*Written task:* Return each line that holds the word "PAYABLE".

*Recorded data:*

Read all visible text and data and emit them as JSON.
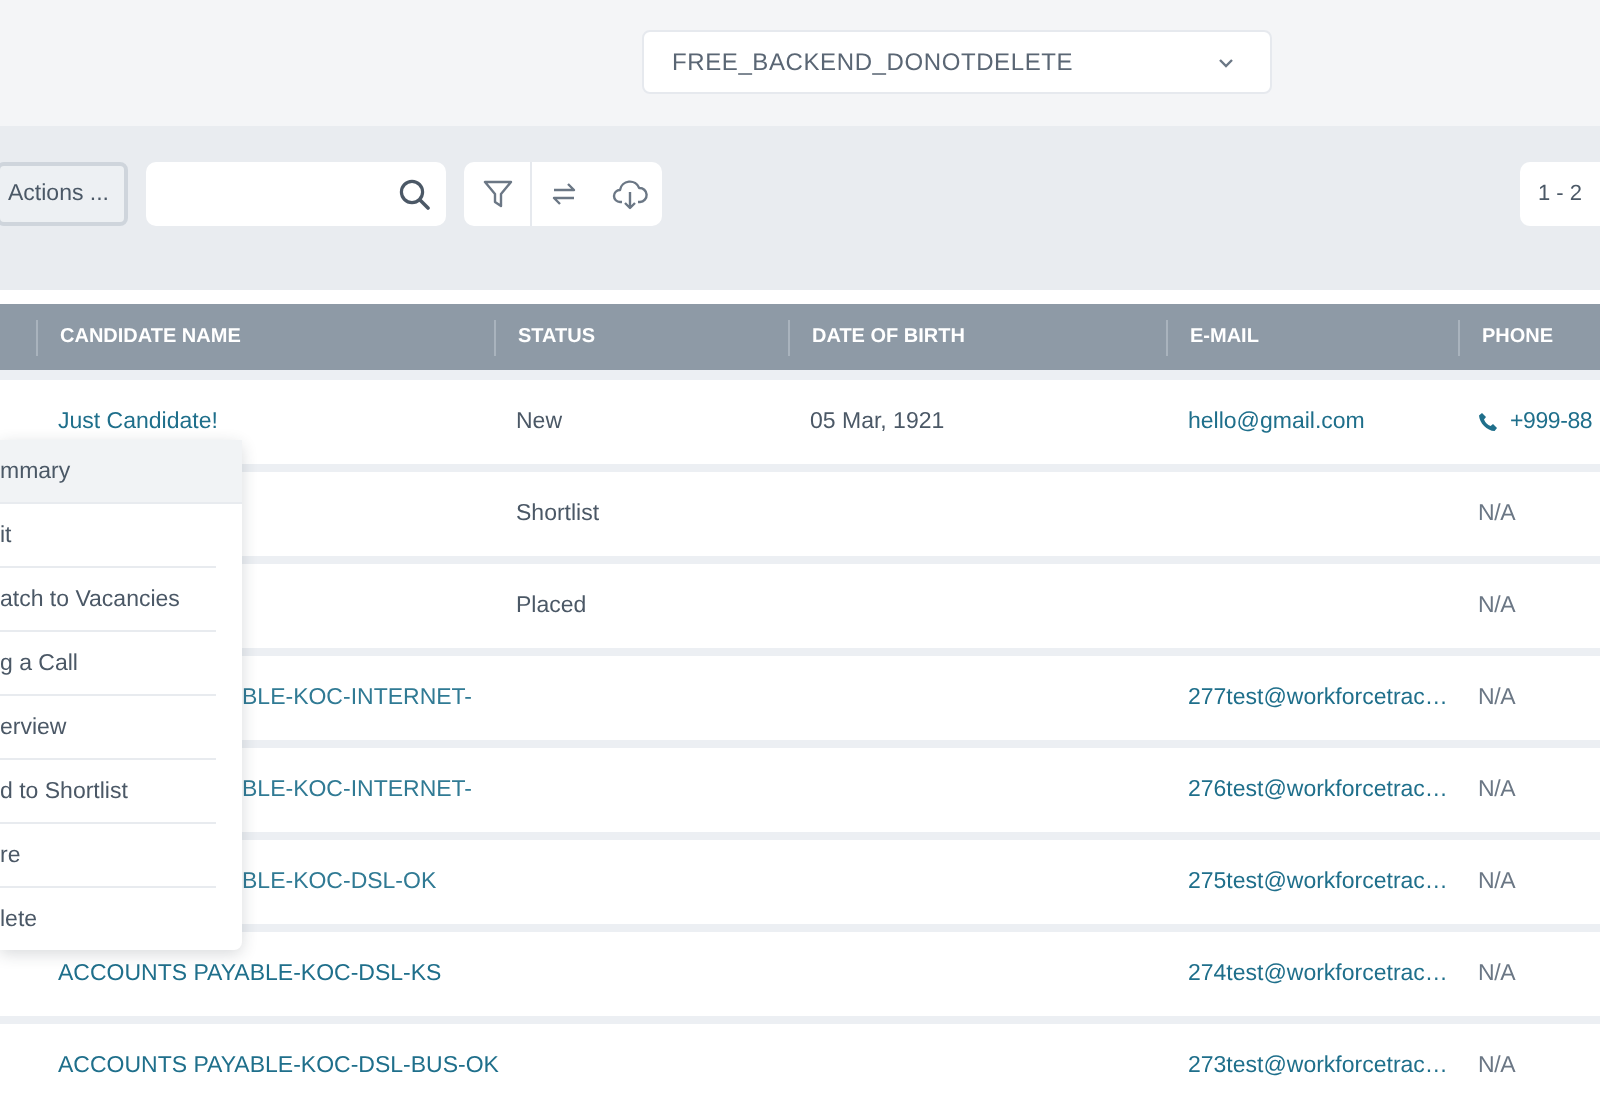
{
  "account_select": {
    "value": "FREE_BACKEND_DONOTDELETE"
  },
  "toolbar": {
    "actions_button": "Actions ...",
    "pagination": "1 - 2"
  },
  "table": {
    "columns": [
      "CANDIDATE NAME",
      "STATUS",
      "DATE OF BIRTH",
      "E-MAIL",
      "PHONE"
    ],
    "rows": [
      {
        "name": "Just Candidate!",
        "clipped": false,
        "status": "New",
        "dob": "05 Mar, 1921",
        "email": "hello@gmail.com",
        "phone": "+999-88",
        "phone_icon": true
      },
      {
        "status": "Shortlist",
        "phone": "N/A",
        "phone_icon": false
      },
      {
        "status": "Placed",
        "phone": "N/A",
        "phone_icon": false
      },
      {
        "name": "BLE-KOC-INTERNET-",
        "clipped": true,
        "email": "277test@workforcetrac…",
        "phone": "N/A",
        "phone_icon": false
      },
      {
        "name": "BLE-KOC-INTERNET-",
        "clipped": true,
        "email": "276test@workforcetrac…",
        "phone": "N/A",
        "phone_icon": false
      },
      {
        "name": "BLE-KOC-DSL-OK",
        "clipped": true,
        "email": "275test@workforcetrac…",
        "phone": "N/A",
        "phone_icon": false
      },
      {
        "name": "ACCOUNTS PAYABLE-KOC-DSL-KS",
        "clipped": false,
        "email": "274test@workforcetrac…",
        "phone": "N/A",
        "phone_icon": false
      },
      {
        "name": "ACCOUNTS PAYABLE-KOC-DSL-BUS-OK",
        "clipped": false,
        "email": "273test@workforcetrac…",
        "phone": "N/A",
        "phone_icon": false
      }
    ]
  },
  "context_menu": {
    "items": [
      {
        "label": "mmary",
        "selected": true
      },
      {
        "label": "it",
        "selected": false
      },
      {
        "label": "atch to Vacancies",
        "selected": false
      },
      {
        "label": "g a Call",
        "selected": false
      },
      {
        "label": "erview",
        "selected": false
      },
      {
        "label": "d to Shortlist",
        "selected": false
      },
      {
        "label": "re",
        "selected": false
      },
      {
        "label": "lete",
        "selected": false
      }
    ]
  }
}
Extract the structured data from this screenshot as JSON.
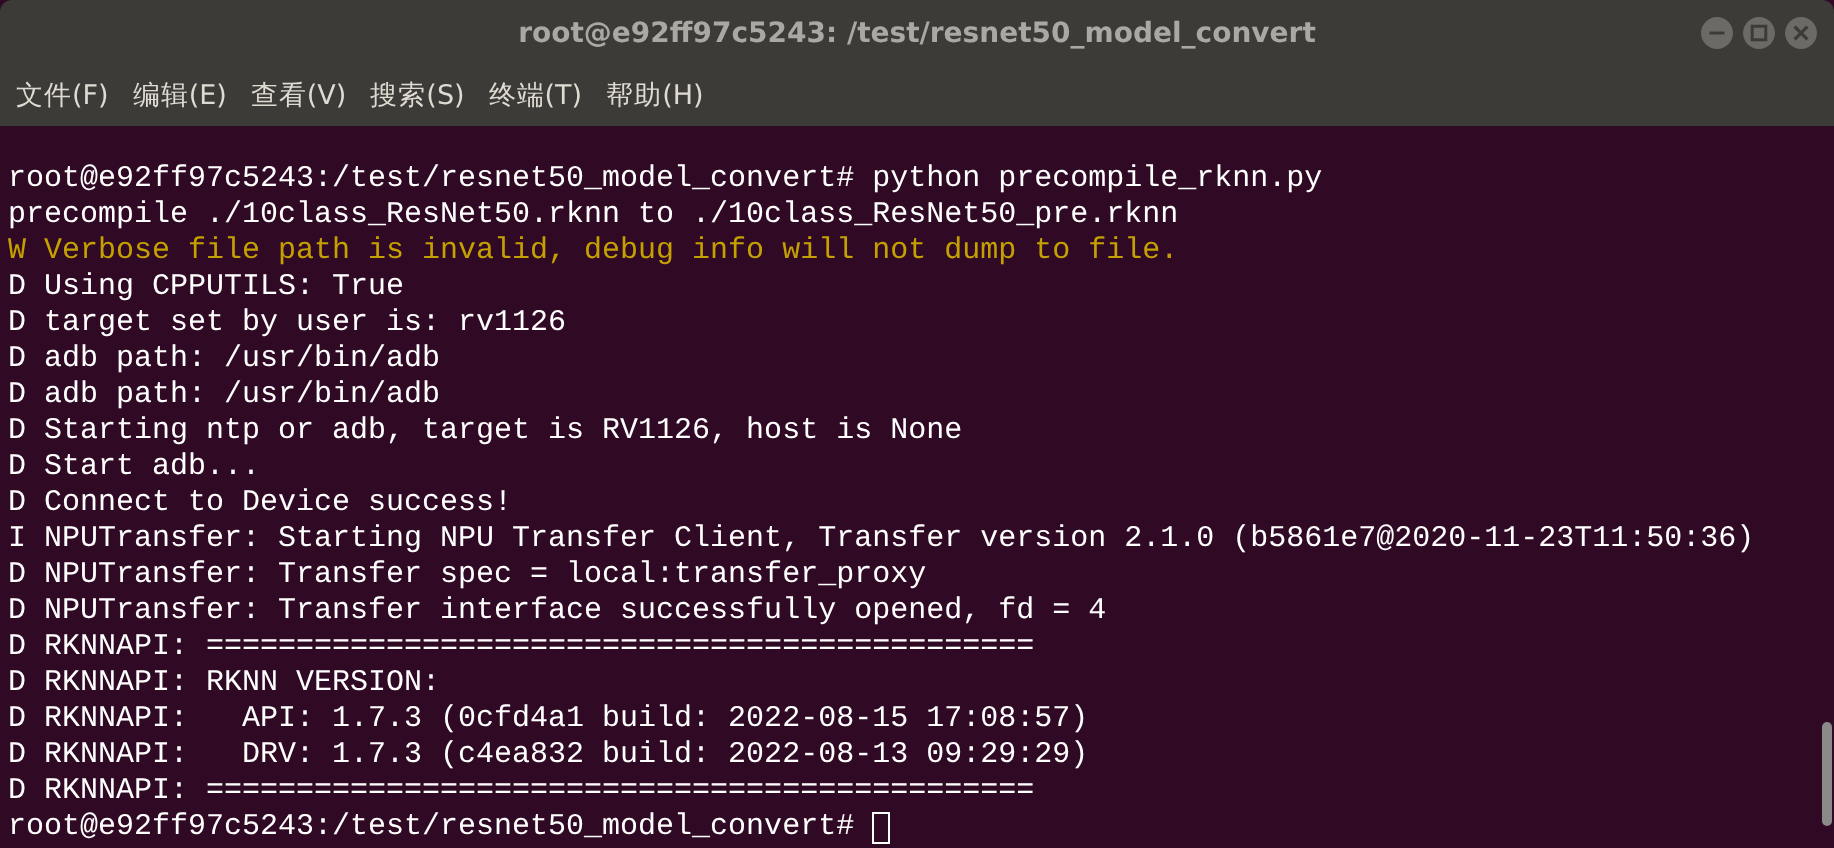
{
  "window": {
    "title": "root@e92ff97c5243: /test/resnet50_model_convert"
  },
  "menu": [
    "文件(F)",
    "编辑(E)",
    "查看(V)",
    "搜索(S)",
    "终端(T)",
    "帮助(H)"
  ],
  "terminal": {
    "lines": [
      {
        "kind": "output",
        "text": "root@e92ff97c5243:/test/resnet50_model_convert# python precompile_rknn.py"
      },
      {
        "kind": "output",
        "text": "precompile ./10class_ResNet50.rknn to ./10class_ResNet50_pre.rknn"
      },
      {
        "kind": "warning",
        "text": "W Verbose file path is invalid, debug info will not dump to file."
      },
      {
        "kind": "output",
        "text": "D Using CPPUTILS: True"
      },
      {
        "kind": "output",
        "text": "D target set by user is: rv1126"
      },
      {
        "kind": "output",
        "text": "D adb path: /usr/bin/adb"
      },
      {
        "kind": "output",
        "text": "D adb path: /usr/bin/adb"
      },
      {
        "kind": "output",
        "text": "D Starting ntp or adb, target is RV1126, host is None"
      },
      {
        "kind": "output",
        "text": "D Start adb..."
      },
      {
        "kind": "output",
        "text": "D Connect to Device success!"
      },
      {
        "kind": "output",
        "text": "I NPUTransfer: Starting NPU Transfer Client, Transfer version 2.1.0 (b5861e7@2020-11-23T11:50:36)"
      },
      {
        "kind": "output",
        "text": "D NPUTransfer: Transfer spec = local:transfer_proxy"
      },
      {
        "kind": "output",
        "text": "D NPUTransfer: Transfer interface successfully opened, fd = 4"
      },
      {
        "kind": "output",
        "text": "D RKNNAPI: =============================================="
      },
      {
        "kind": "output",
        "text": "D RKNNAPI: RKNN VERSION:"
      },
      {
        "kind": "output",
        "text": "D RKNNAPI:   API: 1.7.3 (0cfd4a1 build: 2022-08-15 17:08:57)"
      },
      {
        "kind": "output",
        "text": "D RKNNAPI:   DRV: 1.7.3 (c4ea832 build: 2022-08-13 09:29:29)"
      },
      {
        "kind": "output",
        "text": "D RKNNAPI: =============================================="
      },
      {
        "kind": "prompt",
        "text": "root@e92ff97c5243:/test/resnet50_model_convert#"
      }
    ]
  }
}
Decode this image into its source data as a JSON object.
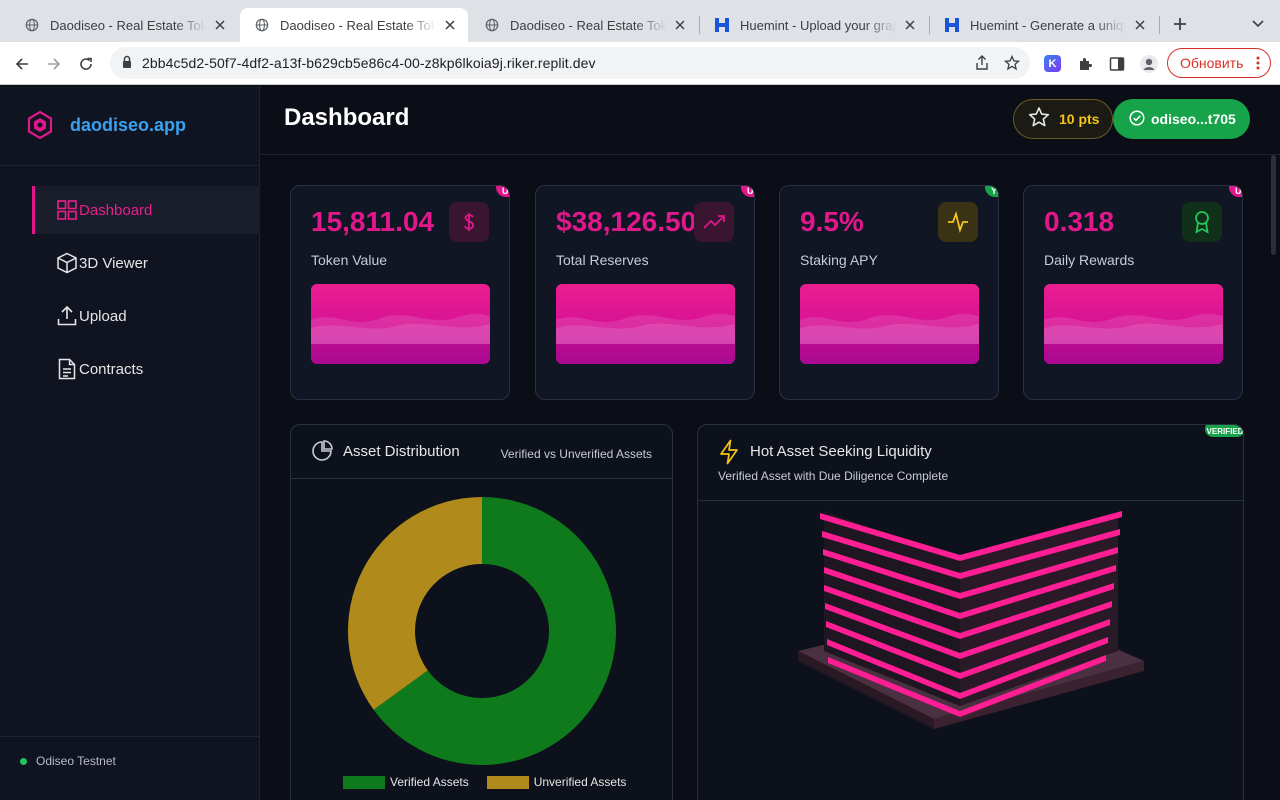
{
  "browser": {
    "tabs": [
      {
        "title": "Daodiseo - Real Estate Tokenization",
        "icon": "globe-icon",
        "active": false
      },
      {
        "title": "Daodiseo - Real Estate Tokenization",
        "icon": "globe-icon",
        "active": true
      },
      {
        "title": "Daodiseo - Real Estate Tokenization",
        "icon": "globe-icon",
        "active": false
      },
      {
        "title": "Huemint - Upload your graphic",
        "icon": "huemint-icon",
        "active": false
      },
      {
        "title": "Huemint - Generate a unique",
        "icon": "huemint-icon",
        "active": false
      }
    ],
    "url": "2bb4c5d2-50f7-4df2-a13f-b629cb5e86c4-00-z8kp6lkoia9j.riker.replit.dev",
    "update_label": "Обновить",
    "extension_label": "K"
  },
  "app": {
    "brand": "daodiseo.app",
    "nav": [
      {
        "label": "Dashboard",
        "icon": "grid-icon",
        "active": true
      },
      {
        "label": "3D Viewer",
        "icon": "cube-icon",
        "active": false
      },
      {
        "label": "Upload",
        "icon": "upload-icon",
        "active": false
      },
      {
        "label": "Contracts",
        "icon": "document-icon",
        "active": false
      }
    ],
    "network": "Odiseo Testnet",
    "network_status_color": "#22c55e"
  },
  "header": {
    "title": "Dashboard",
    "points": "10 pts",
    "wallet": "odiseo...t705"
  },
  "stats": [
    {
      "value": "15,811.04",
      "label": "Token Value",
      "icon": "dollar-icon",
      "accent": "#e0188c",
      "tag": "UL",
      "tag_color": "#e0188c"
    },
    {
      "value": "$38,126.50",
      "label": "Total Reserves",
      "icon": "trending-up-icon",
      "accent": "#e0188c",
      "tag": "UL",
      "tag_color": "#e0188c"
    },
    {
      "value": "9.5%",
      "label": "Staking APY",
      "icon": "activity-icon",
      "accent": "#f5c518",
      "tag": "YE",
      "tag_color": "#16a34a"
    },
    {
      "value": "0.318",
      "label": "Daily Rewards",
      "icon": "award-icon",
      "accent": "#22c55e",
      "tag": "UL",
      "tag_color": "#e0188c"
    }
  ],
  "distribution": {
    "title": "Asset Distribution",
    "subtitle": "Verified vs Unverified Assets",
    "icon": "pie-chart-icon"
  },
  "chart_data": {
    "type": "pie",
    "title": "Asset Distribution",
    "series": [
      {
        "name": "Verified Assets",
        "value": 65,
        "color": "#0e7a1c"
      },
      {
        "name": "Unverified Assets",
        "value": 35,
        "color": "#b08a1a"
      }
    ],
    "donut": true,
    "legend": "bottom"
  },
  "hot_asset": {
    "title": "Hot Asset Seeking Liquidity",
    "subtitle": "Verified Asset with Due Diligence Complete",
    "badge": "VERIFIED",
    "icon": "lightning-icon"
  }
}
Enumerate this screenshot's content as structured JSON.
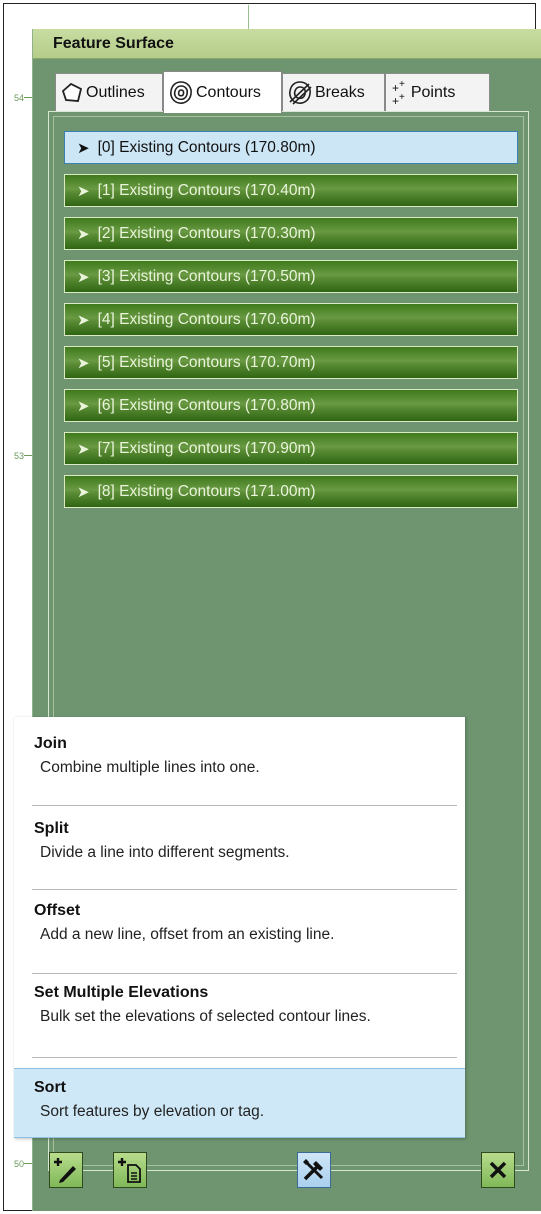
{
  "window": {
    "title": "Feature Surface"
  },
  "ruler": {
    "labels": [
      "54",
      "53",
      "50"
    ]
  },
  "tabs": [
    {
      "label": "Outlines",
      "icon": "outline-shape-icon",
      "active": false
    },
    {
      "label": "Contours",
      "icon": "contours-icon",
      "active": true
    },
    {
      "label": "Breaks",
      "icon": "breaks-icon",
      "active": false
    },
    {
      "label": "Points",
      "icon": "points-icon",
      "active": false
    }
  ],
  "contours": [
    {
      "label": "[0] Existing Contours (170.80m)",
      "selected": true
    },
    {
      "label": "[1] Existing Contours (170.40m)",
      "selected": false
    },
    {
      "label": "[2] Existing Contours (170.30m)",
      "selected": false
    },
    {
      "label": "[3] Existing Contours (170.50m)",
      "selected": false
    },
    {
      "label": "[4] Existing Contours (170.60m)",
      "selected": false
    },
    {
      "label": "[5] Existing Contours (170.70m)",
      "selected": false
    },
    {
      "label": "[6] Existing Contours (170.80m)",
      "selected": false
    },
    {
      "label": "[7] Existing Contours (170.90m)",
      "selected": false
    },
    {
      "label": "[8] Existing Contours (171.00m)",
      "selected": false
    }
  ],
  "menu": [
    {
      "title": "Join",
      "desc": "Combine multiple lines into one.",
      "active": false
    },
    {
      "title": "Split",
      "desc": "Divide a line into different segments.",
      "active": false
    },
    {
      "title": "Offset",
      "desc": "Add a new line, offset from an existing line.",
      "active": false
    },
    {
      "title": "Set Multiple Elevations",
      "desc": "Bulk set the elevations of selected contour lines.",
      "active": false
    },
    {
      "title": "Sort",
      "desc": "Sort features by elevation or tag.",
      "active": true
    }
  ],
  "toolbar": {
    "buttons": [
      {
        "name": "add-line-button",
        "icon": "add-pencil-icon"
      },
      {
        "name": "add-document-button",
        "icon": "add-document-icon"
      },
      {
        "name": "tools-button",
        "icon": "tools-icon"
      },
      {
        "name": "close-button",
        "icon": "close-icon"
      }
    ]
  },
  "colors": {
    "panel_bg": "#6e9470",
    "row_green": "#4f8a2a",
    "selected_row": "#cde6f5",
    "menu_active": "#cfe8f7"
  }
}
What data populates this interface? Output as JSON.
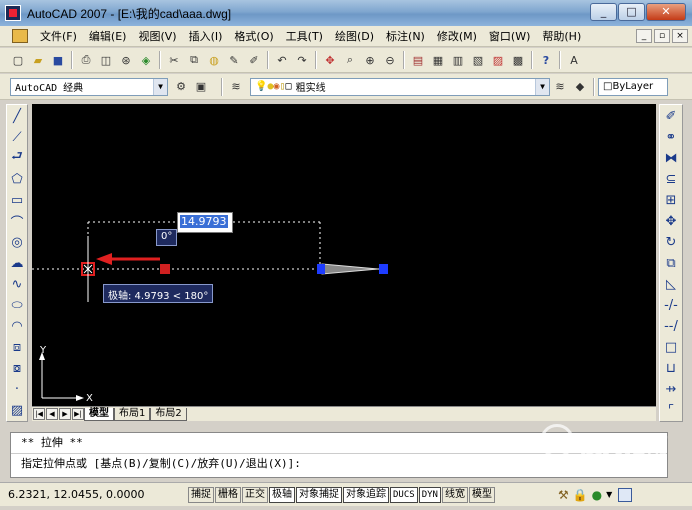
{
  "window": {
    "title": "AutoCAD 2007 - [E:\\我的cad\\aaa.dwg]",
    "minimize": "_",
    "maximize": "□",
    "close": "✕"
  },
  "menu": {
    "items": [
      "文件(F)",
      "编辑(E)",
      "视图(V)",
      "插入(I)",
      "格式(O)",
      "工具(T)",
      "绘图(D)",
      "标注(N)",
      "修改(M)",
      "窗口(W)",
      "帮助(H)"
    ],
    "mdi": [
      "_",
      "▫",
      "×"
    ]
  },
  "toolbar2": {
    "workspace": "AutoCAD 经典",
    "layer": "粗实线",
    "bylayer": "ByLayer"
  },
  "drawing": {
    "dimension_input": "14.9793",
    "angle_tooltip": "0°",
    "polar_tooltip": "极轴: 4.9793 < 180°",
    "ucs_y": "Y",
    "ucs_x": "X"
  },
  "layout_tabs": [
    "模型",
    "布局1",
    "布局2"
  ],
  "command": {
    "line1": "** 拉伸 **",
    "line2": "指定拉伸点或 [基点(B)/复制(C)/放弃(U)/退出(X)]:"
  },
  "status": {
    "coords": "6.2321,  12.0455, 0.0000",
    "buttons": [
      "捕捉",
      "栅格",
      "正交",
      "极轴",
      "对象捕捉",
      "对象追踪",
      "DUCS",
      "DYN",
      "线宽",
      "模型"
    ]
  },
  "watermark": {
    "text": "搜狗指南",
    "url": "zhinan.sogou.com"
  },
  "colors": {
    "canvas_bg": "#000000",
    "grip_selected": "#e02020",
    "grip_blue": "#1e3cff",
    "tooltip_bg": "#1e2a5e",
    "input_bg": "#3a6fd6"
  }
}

*Full output:*
        "name": "ACCOUNTS PAYABLE-KOC-DSL-KS",
        "name": "ACCOUNTS PAYABLE-KOC-DSL-BUS-OK",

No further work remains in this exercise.